## WORK REQUIRED:
Look through the material below. Copy every line with the string "care" in it.

************

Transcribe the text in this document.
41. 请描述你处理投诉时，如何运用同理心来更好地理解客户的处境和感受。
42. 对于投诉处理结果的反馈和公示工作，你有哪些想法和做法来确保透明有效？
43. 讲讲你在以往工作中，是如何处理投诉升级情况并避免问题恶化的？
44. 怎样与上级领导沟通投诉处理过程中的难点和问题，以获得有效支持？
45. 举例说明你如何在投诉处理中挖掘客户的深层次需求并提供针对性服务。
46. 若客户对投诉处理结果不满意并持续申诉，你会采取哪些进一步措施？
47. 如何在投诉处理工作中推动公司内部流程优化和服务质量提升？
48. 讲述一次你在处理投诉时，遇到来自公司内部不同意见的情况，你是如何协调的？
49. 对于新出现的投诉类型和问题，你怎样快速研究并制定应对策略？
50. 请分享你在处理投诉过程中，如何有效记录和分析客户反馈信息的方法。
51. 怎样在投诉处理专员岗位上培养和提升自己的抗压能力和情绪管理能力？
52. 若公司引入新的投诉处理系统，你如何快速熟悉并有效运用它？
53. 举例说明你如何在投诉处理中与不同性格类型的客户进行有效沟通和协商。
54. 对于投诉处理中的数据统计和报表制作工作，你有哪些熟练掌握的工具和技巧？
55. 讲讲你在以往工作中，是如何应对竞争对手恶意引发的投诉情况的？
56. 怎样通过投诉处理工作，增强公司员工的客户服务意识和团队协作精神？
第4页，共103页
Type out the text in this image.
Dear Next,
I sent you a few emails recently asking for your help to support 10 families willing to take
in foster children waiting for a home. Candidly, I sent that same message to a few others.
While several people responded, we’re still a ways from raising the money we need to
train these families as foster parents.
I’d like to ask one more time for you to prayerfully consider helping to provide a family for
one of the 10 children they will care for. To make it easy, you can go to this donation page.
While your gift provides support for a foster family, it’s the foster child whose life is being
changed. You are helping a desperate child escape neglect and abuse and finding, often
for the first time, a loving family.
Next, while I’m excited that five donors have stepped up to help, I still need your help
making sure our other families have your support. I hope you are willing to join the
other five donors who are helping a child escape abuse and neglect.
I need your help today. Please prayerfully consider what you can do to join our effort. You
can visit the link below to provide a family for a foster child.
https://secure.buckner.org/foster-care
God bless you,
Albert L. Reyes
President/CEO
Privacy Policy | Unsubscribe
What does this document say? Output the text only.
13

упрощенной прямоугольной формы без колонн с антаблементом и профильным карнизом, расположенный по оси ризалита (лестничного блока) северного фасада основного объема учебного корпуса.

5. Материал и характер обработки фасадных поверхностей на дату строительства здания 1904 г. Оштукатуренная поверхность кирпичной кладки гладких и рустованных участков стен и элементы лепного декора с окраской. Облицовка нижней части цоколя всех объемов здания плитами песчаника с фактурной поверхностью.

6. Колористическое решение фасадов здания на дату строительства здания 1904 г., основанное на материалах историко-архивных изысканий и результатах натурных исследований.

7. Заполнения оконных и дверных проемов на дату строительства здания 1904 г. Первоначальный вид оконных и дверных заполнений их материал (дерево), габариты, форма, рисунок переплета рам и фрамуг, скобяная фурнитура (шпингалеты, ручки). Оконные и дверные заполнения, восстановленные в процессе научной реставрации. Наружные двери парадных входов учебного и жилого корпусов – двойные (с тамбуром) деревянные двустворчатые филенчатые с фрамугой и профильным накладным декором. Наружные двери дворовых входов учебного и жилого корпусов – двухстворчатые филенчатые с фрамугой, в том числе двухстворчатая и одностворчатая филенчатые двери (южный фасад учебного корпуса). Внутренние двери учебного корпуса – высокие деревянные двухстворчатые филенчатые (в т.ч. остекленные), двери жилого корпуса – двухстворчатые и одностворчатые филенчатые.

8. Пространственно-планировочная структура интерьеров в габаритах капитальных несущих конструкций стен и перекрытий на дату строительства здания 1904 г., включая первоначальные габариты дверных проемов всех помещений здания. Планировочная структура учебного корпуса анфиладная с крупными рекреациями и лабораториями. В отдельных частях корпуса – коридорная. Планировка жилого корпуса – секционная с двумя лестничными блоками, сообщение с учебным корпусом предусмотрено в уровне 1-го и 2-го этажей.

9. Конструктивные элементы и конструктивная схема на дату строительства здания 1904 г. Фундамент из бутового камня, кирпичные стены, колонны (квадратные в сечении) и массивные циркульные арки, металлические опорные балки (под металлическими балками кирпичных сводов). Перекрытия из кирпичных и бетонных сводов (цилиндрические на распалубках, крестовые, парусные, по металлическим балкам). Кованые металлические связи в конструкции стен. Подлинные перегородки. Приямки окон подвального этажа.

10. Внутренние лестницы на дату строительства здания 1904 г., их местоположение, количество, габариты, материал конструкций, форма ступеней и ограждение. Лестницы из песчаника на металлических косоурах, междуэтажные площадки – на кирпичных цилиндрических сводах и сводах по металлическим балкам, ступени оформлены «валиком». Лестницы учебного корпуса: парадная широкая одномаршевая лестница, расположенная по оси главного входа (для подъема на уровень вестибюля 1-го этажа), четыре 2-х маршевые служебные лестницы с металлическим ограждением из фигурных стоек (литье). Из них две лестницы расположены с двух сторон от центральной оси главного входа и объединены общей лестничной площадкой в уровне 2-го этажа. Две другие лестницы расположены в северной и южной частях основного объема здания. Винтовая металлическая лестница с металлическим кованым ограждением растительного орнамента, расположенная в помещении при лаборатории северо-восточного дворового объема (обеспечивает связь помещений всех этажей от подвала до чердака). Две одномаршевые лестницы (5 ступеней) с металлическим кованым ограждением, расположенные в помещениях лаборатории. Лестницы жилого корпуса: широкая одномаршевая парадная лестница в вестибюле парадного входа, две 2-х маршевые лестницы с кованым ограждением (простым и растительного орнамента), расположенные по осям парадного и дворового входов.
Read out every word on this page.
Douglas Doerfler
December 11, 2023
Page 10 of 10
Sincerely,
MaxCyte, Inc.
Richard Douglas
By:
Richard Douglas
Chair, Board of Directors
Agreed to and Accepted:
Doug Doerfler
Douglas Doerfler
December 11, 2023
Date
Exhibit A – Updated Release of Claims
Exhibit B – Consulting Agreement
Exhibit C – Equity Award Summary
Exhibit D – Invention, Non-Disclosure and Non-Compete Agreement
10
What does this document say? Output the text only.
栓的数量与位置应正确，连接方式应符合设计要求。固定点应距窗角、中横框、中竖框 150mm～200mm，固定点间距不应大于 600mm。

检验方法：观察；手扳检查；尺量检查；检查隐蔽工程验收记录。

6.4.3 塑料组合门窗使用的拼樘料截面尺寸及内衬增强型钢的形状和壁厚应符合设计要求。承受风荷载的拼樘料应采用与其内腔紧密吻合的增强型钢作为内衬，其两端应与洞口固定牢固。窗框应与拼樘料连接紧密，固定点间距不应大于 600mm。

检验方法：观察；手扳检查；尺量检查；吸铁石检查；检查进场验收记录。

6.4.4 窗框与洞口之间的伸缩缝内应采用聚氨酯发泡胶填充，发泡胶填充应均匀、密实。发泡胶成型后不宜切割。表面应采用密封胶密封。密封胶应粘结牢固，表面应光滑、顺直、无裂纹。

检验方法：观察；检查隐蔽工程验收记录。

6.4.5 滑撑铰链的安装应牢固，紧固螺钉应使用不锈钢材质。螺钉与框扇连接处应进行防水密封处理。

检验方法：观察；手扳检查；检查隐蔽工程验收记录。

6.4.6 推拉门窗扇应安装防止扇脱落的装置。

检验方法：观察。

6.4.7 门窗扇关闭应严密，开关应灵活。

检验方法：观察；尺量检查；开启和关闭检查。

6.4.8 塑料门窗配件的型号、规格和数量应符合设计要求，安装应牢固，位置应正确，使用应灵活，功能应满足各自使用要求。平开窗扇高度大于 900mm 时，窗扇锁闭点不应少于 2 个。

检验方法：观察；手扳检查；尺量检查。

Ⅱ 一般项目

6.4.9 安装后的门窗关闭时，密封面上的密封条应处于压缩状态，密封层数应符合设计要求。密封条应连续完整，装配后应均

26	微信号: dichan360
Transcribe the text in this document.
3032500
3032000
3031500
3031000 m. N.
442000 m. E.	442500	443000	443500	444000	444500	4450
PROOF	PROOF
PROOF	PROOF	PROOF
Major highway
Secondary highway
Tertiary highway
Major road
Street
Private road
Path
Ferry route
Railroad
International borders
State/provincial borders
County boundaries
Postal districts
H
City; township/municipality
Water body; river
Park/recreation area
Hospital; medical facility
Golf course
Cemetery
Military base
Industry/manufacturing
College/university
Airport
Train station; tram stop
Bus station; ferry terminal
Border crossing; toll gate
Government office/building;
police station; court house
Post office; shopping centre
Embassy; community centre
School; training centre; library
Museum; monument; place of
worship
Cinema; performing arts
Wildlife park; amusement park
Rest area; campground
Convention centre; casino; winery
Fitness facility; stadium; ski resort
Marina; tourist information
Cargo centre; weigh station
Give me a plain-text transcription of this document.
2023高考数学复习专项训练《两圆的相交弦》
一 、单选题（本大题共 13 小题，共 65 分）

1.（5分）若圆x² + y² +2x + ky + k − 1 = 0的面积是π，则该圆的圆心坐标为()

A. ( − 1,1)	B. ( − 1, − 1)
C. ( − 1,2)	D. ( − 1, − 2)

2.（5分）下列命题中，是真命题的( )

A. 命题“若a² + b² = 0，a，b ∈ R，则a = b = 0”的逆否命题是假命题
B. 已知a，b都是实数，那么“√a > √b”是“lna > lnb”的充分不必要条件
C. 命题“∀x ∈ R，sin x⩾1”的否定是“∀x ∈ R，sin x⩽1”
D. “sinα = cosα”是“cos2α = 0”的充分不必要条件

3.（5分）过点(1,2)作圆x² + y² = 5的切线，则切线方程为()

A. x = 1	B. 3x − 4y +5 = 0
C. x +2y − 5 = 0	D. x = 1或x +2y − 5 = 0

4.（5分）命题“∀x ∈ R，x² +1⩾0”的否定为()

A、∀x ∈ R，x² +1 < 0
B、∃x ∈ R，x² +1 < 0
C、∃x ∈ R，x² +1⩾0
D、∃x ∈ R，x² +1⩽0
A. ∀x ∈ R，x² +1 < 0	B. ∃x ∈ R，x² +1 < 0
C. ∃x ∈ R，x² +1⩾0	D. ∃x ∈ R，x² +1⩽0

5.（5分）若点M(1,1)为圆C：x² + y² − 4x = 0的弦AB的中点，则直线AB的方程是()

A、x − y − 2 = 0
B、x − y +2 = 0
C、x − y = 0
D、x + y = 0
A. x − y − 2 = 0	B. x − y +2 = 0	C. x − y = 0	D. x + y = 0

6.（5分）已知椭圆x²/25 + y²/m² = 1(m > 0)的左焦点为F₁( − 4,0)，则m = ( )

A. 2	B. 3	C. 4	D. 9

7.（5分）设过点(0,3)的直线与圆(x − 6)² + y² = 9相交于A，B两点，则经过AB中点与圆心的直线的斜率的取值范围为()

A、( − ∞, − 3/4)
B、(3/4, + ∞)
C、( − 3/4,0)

************

## RESULT:
one of the 10 children they will care for. To make it easy, you can go to this donation page.
https://secure.buckner.org/foster-care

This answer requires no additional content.